EXERCISE TASK — Pick out the lines below with "JSON" and list them.

:: ENTRIES ::

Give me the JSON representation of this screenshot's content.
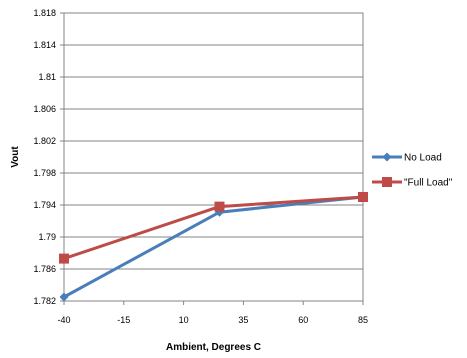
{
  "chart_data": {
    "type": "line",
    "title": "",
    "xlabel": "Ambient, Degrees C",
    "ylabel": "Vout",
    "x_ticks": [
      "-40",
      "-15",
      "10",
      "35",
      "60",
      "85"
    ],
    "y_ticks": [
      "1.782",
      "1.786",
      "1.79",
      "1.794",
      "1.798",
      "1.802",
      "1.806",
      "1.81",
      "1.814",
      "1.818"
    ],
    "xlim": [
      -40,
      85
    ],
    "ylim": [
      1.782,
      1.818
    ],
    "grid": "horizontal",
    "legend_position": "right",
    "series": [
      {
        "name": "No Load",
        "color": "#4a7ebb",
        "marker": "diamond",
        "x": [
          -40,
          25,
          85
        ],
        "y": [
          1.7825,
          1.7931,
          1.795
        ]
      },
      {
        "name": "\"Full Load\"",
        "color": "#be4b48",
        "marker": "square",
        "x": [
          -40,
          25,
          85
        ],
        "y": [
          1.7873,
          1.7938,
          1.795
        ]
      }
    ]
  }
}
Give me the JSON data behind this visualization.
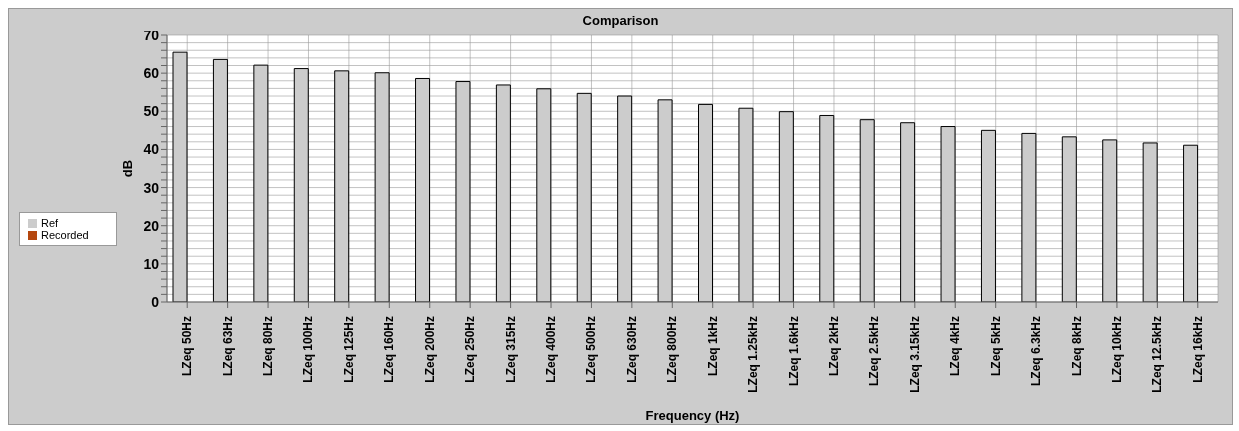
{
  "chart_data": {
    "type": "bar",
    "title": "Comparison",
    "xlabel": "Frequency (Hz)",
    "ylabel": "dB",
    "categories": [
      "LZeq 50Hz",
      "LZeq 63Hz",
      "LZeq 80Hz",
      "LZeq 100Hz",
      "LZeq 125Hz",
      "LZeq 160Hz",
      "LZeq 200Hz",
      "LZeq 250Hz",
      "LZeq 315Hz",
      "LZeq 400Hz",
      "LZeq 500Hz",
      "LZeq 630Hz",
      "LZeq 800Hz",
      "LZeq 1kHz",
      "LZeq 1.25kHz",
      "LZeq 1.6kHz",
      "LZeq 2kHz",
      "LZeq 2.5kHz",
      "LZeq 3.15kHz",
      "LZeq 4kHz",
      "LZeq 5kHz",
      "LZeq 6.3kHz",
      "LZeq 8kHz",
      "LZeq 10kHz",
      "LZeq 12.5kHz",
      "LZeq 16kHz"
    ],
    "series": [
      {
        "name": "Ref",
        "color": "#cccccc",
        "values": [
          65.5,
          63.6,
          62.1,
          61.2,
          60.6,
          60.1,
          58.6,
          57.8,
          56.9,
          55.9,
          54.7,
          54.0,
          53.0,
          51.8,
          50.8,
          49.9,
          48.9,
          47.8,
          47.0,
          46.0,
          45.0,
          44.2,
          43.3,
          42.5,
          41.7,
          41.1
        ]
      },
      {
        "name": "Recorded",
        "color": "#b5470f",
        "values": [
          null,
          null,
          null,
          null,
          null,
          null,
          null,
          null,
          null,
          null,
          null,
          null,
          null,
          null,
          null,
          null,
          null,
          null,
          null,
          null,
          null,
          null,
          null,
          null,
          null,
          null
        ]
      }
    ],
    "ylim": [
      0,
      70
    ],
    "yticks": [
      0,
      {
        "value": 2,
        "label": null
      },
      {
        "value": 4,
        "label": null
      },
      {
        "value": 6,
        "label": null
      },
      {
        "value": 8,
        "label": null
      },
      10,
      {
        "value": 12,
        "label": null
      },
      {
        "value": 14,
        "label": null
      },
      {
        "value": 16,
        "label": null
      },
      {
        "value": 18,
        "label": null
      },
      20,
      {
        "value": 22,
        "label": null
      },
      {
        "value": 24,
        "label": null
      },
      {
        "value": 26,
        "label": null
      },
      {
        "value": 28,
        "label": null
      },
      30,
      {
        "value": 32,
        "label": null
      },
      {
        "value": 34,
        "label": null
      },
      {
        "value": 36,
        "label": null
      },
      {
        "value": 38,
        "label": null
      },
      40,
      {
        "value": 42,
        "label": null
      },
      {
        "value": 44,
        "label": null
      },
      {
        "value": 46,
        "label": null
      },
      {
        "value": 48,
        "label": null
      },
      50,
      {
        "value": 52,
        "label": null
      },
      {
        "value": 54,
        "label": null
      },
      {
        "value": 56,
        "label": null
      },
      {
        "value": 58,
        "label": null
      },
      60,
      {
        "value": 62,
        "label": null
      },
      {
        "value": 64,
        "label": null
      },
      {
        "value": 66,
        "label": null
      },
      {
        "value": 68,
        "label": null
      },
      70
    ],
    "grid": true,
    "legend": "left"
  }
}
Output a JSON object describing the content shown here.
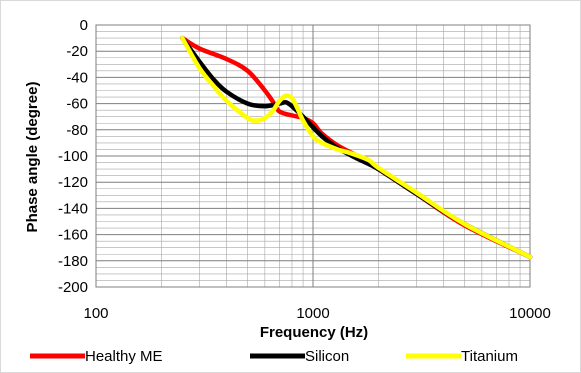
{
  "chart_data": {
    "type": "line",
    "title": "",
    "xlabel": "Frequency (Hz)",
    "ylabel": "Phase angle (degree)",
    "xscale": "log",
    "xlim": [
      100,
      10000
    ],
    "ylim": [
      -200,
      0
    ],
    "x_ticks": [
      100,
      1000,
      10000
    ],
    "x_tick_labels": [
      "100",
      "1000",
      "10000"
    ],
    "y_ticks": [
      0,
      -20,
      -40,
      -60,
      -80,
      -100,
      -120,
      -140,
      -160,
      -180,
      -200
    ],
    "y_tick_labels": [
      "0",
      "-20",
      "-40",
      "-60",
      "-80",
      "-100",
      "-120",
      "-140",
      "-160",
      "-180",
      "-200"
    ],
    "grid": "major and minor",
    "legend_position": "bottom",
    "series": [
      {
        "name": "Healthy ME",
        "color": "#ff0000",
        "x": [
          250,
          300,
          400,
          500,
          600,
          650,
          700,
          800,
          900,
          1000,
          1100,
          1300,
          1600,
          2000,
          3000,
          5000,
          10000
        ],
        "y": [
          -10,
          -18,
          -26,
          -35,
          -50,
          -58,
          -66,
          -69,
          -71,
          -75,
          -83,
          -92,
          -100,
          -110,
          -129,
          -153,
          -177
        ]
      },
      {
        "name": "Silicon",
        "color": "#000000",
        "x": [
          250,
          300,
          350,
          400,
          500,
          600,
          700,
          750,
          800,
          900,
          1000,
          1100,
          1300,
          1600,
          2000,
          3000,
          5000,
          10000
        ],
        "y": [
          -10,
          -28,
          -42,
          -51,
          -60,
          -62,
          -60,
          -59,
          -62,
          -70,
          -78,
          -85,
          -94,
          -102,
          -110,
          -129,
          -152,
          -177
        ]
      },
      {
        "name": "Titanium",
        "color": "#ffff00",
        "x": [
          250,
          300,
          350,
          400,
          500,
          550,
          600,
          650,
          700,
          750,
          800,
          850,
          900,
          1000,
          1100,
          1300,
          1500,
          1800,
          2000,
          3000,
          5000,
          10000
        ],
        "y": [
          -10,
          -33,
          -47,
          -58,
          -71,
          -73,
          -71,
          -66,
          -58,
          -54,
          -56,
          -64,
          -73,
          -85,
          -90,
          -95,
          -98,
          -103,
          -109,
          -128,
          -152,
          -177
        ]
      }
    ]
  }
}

:::

SOLUTION —
Give me the JSON representation of this screenshot's content.
Give me the JSON data behind this visualization.
Output a JSON object describing the content shown here.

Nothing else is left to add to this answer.